Each entry that follows should be set down precisely, with its pictures removed.

++++ Available data

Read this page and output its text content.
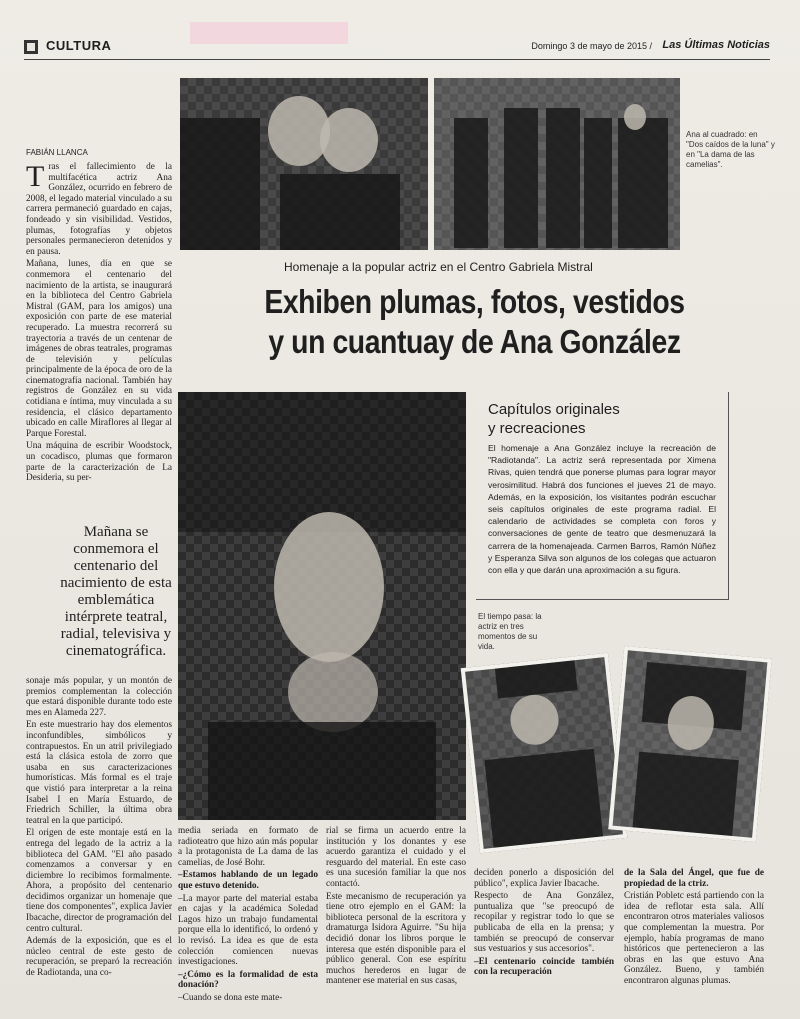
CULTURA	Domingo 3 de mayo de 2015 / Las Últimas Noticias
Ana al cuadrado: en "Dos caídos de la luna" y en "La dama de las camelias".
Homenaje a la popular actriz en el Centro Gabriela Mistral
Exhiben plumas, fotos, vestidos
y un cuantuay de Ana González
FABIÁN LLANCA

Tras el fallecimiento de la multifacética actriz Ana González, ocurrido en febrero de 2008, el legado material vinculado a su carrera permaneció guardado en cajas, fondeado y sin visibilidad. Vestidos, plumas, fotografías y objetos personales permanecieron detenidos y en pausa.

Mañana, lunes, día en que se conmemora el centenario del nacimiento de la artista, se inaugurará en la biblioteca del Centro Gabriela Mistral (GAM, para los amigos) una exposición con parte de ese material recuperado. La muestra recorrerá su trayectoria a través de un centenar de imágenes de obras teatrales, programas de televisión y películas principalmente de la época de oro de la cinematografía nacional. También hay registros de González en su vida cotidiana e íntima, muy vinculada a su residencia, el clásico departamento ubicado en calle Miraflores al llegar al Parque Forestal.

Una máquina de escribir Woodstock, un cocadisco, plumas que formaron parte de la caracterización de La Desideria, su per-

Mañana se conmemora el centenario del nacimiento de esta emblemática intérprete teatral, radial, televisiva y cinematográfica.

sonaje más popular, y un montón de premios complementan la colección que estará disponible durante todo este mes en Alameda 227.

En este muestrario hay dos elementos inconfundibles, simbólicos y contrapuestos. En un atril privilegiado está la clásica estola de zorro que usaba en sus caracterizaciones humorísticas. Más formal es el traje que vistió para interpretar a la reina Isabel I en María Estuardo, de Friedrich Schiller, la última obra teatral en la que participó.

El origen de este montaje está en la entrega del legado de la actriz a la biblioteca del GAM. "El año pasado comenzamos a conversar y en diciembre lo recibimos formalmente. Ahora, a propósito del centenario decidimos organizar un homenaje que tiene dos componentes", explica Javier Ibacache, director de programación del centro cultural.

Además de la exposición, que es el núcleo central de este gesto de recuperación, se preparó la recreación de Radiotanda, una co-

Capítulos originales
y recreaciones
El homenaje a Ana González incluye la recreación de "Radiotanda". La actriz será representada por Ximena Rivas, quien tendrá que ponerse plumas para lograr mayor verosimilitud. Habrá dos funciones el jueves 21 de mayo. Además, en la exposición, los visitantes podrán escuchar seis capítulos originales de este programa radial. El calendario de actividades se completa con foros y conversaciones de gente de teatro que desmenuzará la carrera de la homenajeada. Carmen Barros, Ramón Núñez y Esperanza Silva son algunos de los colegas que actuaron con ella y que darán una aproximación a su figura.
El tiempo pasa: la actriz en tres momentos de su vida.

media seriada en formato de radioteatro que hizo aún más popular a la protagonista de La dama de las camelias, de José Bohr.

–Estamos hablando de un legado que estuvo detenido.

–La mayor parte del material estaba en cajas y la académica Soledad Lagos hizo un trabajo fundamental porque ella lo identificó, lo ordenó y lo revisó. La idea es que de esta colección comiencen nuevas investigaciones.

–¿Cómo es la formalidad de esta donación?

–Cuando se dona este mate-

rial se firma un acuerdo entre la institución y los donantes y ese acuerdo garantiza el cuidado y el resguardo del material. En este caso es una sucesión familiar la que nos contactó.

Este mecanismo de recuperación ya tiene otro ejemplo en el GAM: la biblioteca personal de la escritora y dramaturga Isidora Aguirre. "Su hija decidió donar los libros porque le interesa que estén disponible para el público general. Con ese espíritu muchos herederos en lugar de mantener ese material en sus casas,

deciden ponerlo a disposición del público", explica Javier Ibacache.

Respecto de Ana González, puntualiza que "se preocupó de recopilar y registrar todo lo que se publicaba de ella en la prensa; y también se preocupó de conservar sus vestuarios y sus accesorios".

–El centenario coincide también con la recuperación

de la Sala del Ángel, que fue de propiedad de la ctriz.

Cristián Pobletc está partiendo con la idea de reflotar esta sala. Allí encontraron otros materiales valiosos que complementan la muestra. Por ejemplo, había programas de mano históricos que pertenecieron a las obras en las que estuvo Ana González. Bueno, y también encontraron algunas plumas.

++++++++

- Your response -
Read this page and output its text content.
CULTURA	Domingo 3 de mayo de 2015 / Las Últimas Noticias
Ana al cuadrado: en "Dos caídos de la luna" y en "La dama de las camelias".
Homenaje a la popular actriz en el Centro Gabriela Mistral
Exhiben plumas, fotos, vestidos
y un cuantuay de Ana González
FABIÁN LLANCA

Tras el fallecimiento de la multifacética actriz Ana González, ocurrido en febrero de 2008, el legado material vinculado a su carrera permaneció guardado en cajas, fondeado y sin visibilidad. Vestidos, plumas, fotografías y objetos personales permanecieron detenidos y en pausa.

Mañana, lunes, día en que se conmemora el centenario del nacimiento de la artista, se inaugurará en la biblioteca del Centro Gabriela Mistral (GAM, para los amigos) una exposición con parte de ese material recuperado. La muestra recorrerá su trayectoria a través de un centenar de imágenes de obras teatrales, programas de televisión y películas principalmente de la época de oro de la cinematografía nacional. También hay registros de González en su vida cotidiana e íntima, muy vinculada a su residencia, el clásico departamento ubicado en calle Miraflores al llegar al Parque Forestal.

Una máquina de escribir Woodstock, un cocadisco, plumas que formaron parte de la caracterización de La Desideria, su per-

Mañana se conmemora el centenario del nacimiento de esta emblemática intérprete teatral, radial, televisiva y cinematográfica.

sonaje más popular, y un montón de premios complementan la colección que estará disponible durante todo este mes en Alameda 227.

En este muestrario hay dos elementos inconfundibles, simbólicos y contrapuestos. En un atril privilegiado está la clásica estola de zorro que usaba en sus caracterizaciones humorísticas. Más formal es el traje que vistió para interpretar a la reina Isabel I en María Estuardo, de Friedrich Schiller, la última obra teatral en la que participó.

El origen de este montaje está en la entrega del legado de la actriz a la biblioteca del GAM. "El año pasado comenzamos a conversar y en diciembre lo recibimos formalmente. Ahora, a propósito del centenario decidimos organizar un homenaje que tiene dos componentes", explica Javier Ibacache, director de programación del centro cultural.

Además de la exposición, que es el núcleo central de este gesto de recuperación, se preparó la recreación de Radiotanda, una co-

Capítulos originales
y recreaciones
El homenaje a Ana González incluye la recreación de "Radiotanda". La actriz será representada por Ximena Rivas, quien tendrá que ponerse plumas para lograr mayor verosimilitud. Habrá dos funciones el jueves 21 de mayo. Además, en la exposición, los visitantes podrán escuchar seis capítulos originales de este programa radial. El calendario de actividades se completa con foros y conversaciones de gente de teatro que desmenuzará la carrera de la homenajeada. Carmen Barros, Ramón Núñez y Esperanza Silva son algunos de los colegas que actuaron con ella y que darán una aproximación a su figura.
El tiempo pasa: la actriz en tres momentos de su vida.

media seriada en formato de radioteatro que hizo aún más popular a la protagonista de La dama de las camelias, de José Bohr.

–Estamos hablando de un legado que estuvo detenido.

–La mayor parte del material estaba en cajas y la académica Soledad Lagos hizo un trabajo fundamental porque ella lo identificó, lo ordenó y lo revisó. La idea es que de esta colección comiencen nuevas investigaciones.

–¿Cómo es la formalidad de esta donación?

–Cuando se dona este mate-

rial se firma un acuerdo entre la institución y los donantes y ese acuerdo garantiza el cuidado y el resguardo del material. En este caso es una sucesión familiar la que nos contactó.

Este mecanismo de recuperación ya tiene otro ejemplo en el GAM: la biblioteca personal de la escritora y dramaturga Isidora Aguirre. "Su hija decidió donar los libros porque le interesa que estén disponible para el público general. Con ese espíritu muchos herederos en lugar de mantener ese material en sus casas,

deciden ponerlo a disposición del público", explica Javier Ibacache.

Respecto de Ana González, puntualiza que "se preocupó de recopilar y registrar todo lo que se publicaba de ella en la prensa; y también se preocupó de conservar sus vestuarios y sus accesorios".

–El centenario coincide también con la recuperación

de la Sala del Ángel, que fue de propiedad de la ctriz.

Cristián Pobletc está partiendo con la idea de reflotar esta sala. Allí encontraron otros materiales valiosos que complementan la muestra. Por ejemplo, había programas de mano históricos que pertenecieron a las obras en las que estuvo Ana González. Bueno, y también encontraron algunas plumas.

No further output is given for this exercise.